Starbucks currently expects to fund these commitments with operating cash flows generated in the normal course of
business.
Off-Balance Sheet Arrangement
Off-balance sheet arrangements relate to certain guarantees and are detailed in Note 17 to the consolidated financial
statements in this 10-K.
COMMODITY PRICES, AVAILABILITY AND GENERAL RISK CONDITIONS
Commodity price risk represents Starbucks primary market risk, generated by our purchases of green coffee and
dairy products, among other things. We purchase, roast and sell high-quality whole bean arabica coffee and related
products and risk arises from the price volatility of green coffee. In addition to coffee, we also purchases significant
amounts of dairy products to support the needs of our company-operated retail stores. The price and availability of
these commodities directly impacts our results of operations and can be expected to impact our future results of
operations. For additional details see Product Supply in Item 1, as well as Risk Factors in Item 1A of this 10-K.
□ □ □ □
• _Short task A_: Copy the lines of the records exactly, from the line with "bar-segment xyxy=(980,217,1003,222)" up to and including the line with "bar-segment xyxy=(765,256,788,261)".
• _Short task B_: Continue the Starbucks 10-K excerpt on commodity price risk from where it ends.
□ □ □ □
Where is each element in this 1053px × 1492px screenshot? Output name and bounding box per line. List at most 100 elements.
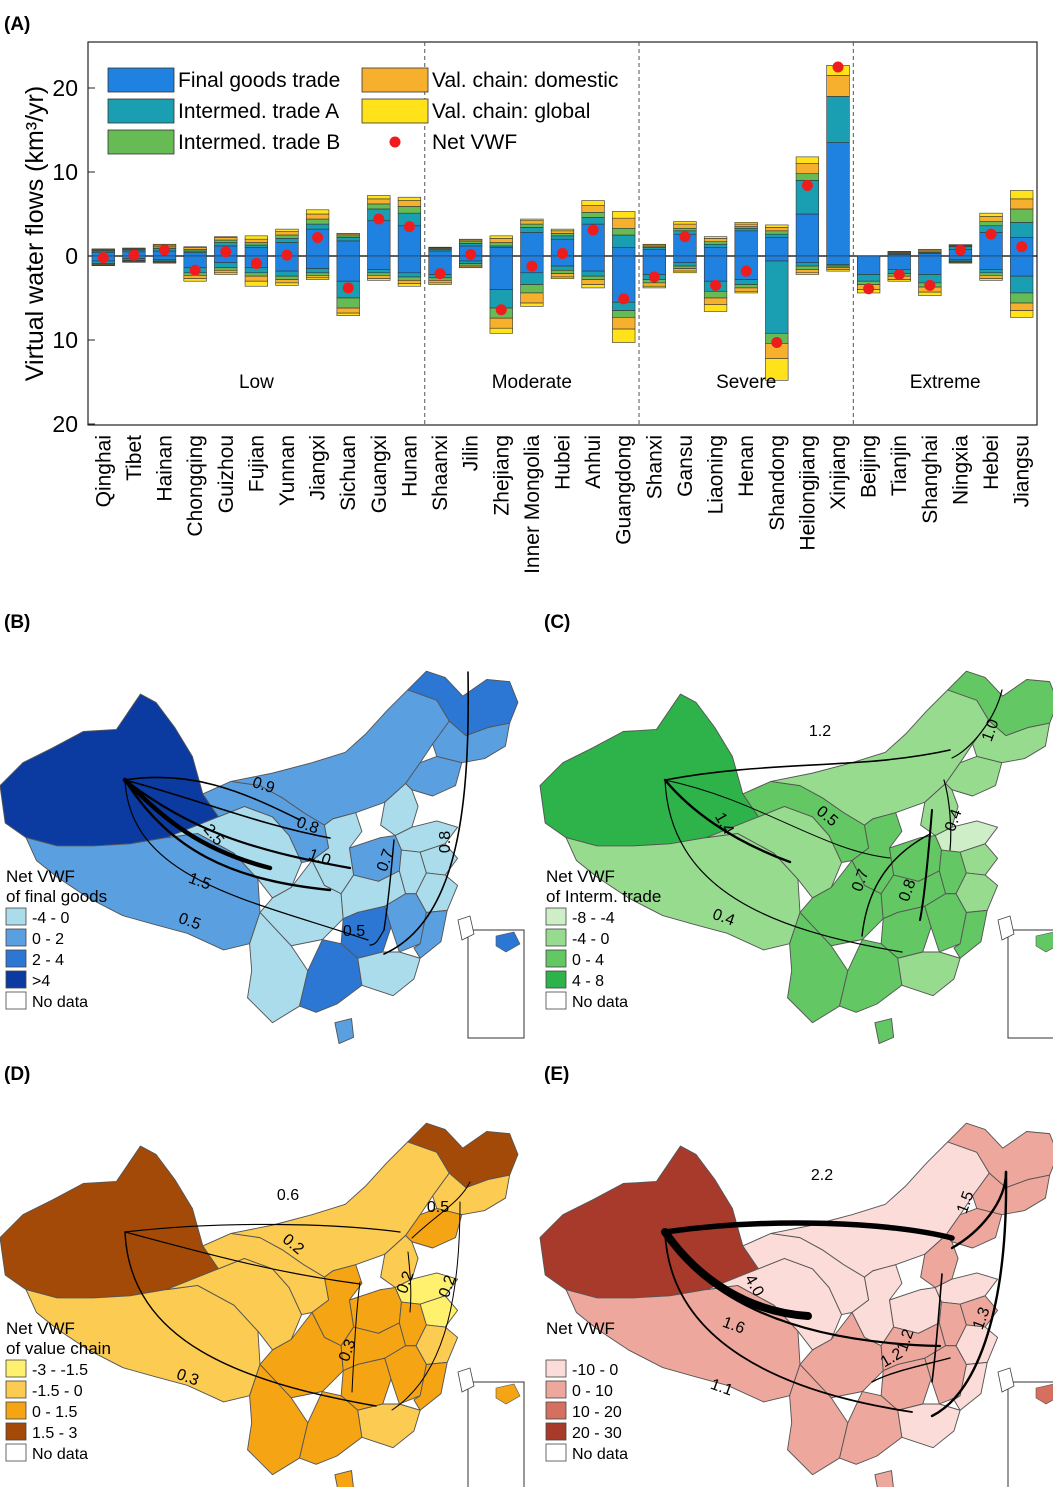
bar-segment xyxy=(980,217,1003,222)
bar-segment xyxy=(1010,293,1033,303)
bar-segment xyxy=(735,280,758,285)
legend-swatch xyxy=(108,99,174,123)
x-tick-label: Qinghai xyxy=(92,435,115,507)
bar-shanghai xyxy=(919,249,942,295)
group-label: Severe xyxy=(716,372,776,393)
net-vwf-point xyxy=(496,304,507,315)
x-tick-label: Liaoning xyxy=(705,435,728,514)
bar-segment xyxy=(276,232,299,235)
bar-segment xyxy=(582,256,605,271)
bar-segment xyxy=(735,228,758,231)
bar-segment xyxy=(184,275,207,278)
bar-segment xyxy=(704,244,727,247)
bar-segment xyxy=(765,234,788,237)
net-vwf-point xyxy=(833,62,844,73)
legend-title: Net VWF xyxy=(6,867,75,886)
x-tick-label: Zhejiang xyxy=(490,435,513,516)
net-vwf-point xyxy=(465,249,476,260)
province-hainan xyxy=(335,1019,354,1044)
bar-hubei xyxy=(551,229,574,279)
bar-segment xyxy=(245,281,268,286)
bar-segment xyxy=(1010,199,1033,209)
bar-segment xyxy=(276,283,299,286)
bar-segment xyxy=(919,253,942,256)
legend-label: 2 - 4 xyxy=(32,952,64,969)
x-tick-label: Hubei xyxy=(552,435,575,490)
bar-segment xyxy=(1010,222,1033,237)
legend-swatch xyxy=(108,130,174,154)
bar-segment xyxy=(796,214,819,256)
bar-segment xyxy=(306,214,329,219)
bar-segment xyxy=(980,269,1003,272)
bar-segment xyxy=(490,238,513,242)
x-tick-label: Tibet xyxy=(123,435,146,481)
x-tick-label: Hunan xyxy=(398,435,421,497)
bar-segment xyxy=(521,221,544,224)
bar-segment xyxy=(796,263,819,266)
bar-segment xyxy=(521,303,544,306)
bar-segment xyxy=(765,256,788,261)
bar-segment xyxy=(245,245,268,248)
bar-segment xyxy=(735,291,758,293)
bar-segment xyxy=(245,236,268,239)
x-tick-label: Beijing xyxy=(858,435,881,498)
net-vwf-point xyxy=(98,252,109,263)
bar-segment xyxy=(214,238,237,241)
flow-label: 0.6 xyxy=(277,1187,299,1204)
bar-segment xyxy=(704,242,727,245)
bar-segment xyxy=(398,284,421,287)
bar-segment xyxy=(582,217,605,224)
bar-segment xyxy=(551,231,574,234)
bar-segment xyxy=(367,269,390,272)
legend-label: 0 - 4 xyxy=(572,952,604,969)
x-tick-label: Shaanxi xyxy=(429,435,452,511)
group-label: Extreme xyxy=(910,372,981,393)
x-tick-label: Shanghai xyxy=(919,435,942,524)
province-hainan xyxy=(335,1471,354,1487)
legend-label: Intermed. trade A xyxy=(178,100,339,123)
bar-segment xyxy=(184,279,207,282)
bar-segment xyxy=(521,224,544,227)
bar-segment xyxy=(398,206,421,213)
x-tick-label: Xinjiang xyxy=(827,435,850,510)
bar-tibet xyxy=(123,248,146,262)
bar-segment xyxy=(582,212,605,217)
bar-shandong xyxy=(765,225,788,380)
bar-segment xyxy=(612,317,635,329)
legend-swatch xyxy=(362,68,428,92)
flow-label: 0.8 xyxy=(437,831,454,853)
china-map xyxy=(0,671,518,1043)
bar-segment xyxy=(919,292,942,295)
bar-inner-mongolia xyxy=(521,219,544,306)
bar-segment xyxy=(643,244,666,245)
legend-swatch xyxy=(546,1423,566,1440)
bar-segment xyxy=(612,228,635,235)
bar-fujian xyxy=(245,236,268,286)
legend-swatch xyxy=(6,1444,26,1461)
bar-segment xyxy=(674,269,697,272)
bar-segment xyxy=(857,274,880,281)
bar-segment xyxy=(796,256,819,263)
bar-segment xyxy=(276,238,299,242)
bar-segment xyxy=(765,227,788,230)
x-tick-label: Ningxia xyxy=(949,435,972,505)
bar-segment xyxy=(827,143,850,256)
bar-segment xyxy=(490,318,513,328)
net-vwf-point xyxy=(986,229,997,240)
bar-segment xyxy=(643,283,666,286)
net-vwf-point xyxy=(251,258,262,269)
bar-segment xyxy=(796,157,819,164)
bar-segment xyxy=(1010,256,1033,276)
province-hainan xyxy=(875,1471,894,1487)
province-hainan xyxy=(875,1019,894,1044)
legend-subtitle: of Interm. trade xyxy=(546,887,661,906)
bar-segment xyxy=(521,285,544,293)
bar-segment xyxy=(551,233,574,236)
province-guangdong xyxy=(898,952,960,996)
legend-swatch xyxy=(546,1402,566,1419)
bar-segment xyxy=(1010,276,1033,293)
legend-label: Val. chain: domestic xyxy=(432,69,618,92)
bar-segment xyxy=(704,298,727,305)
bar-segment xyxy=(337,233,360,234)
□ □ □ □
• _Reply A_:
bar-segment xyxy=(980,217,1003,222)
bar-segment xyxy=(1010,293,1033,303)
bar-segment xyxy=(735,280,758,285)
legend-swatch xyxy=(108,99,174,123)
x-tick-label: Qinghai xyxy=(92,435,115,507)
bar-shanghai xyxy=(919,249,942,295)
group-label: Severe xyxy=(716,372,776,393)
net-vwf-point xyxy=(496,304,507,315)
x-tick-label: Liaoning xyxy=(705,435,728,514)
bar-segment xyxy=(276,232,299,235)
bar-segment xyxy=(582,256,605,271)
bar-segment xyxy=(735,228,758,231)
bar-segment xyxy=(184,275,207,278)
bar-segment xyxy=(704,244,727,247)
bar-segment xyxy=(765,234,788,237)
net-vwf-point xyxy=(833,62,844,73)
legend-title: Net VWF xyxy=(6,867,75,886)
x-tick-label: Zhejiang xyxy=(490,435,513,516)
net-vwf-point xyxy=(465,249,476,260)
province-hainan xyxy=(335,1019,354,1044)
bar-hubei xyxy=(551,229,574,279)
bar-segment xyxy=(245,281,268,286)
bar-segment xyxy=(1010,199,1033,209)
bar-segment xyxy=(276,283,299,286)
bar-segment xyxy=(919,253,942,256)
legend-label: 2 - 4 xyxy=(32,952,64,969)
x-tick-label: Hubei xyxy=(552,435,575,490)
bar-segment xyxy=(1010,222,1033,237)
legend-swatch xyxy=(108,130,174,154)
bar-segment xyxy=(796,214,819,256)
bar-segment xyxy=(306,214,329,219)
bar-segment xyxy=(980,269,1003,272)
bar-segment xyxy=(490,238,513,242)
x-tick-label: Tibet xyxy=(123,435,146,481)
x-tick-label: Hunan xyxy=(398,435,421,497)
bar-segment xyxy=(521,221,544,224)
bar-segment xyxy=(796,263,819,266)
bar-segment xyxy=(521,303,544,306)
bar-segment xyxy=(765,256,788,261)

• _Reply B_:
FINANCIAL RISK MANAGEMENT
Market risk is defined as the risk of losses due to changes in commodity prices, foreign currency exchange rates,
equity security prices, and interest rates. We manage our exposure to various market-based risks according to an
umbrella risk management policy. Under this policy, market-based risks are quantified and evaluated for potential
mitigation strategies, such as entering into hedging transactions. The umbrella risk management policy governs the
hedging instruments the business may use and limits the risk to net earnings. We also monitor and limit the amount
of associated counterparty credit risk. Additionally, this policy restricts, among other things, the amount of market-
based risk we will tolerate before implementing approved hedging strategies and prohibits speculative trading
activity. In general, hedging instruments do not have maturities in excess of five years.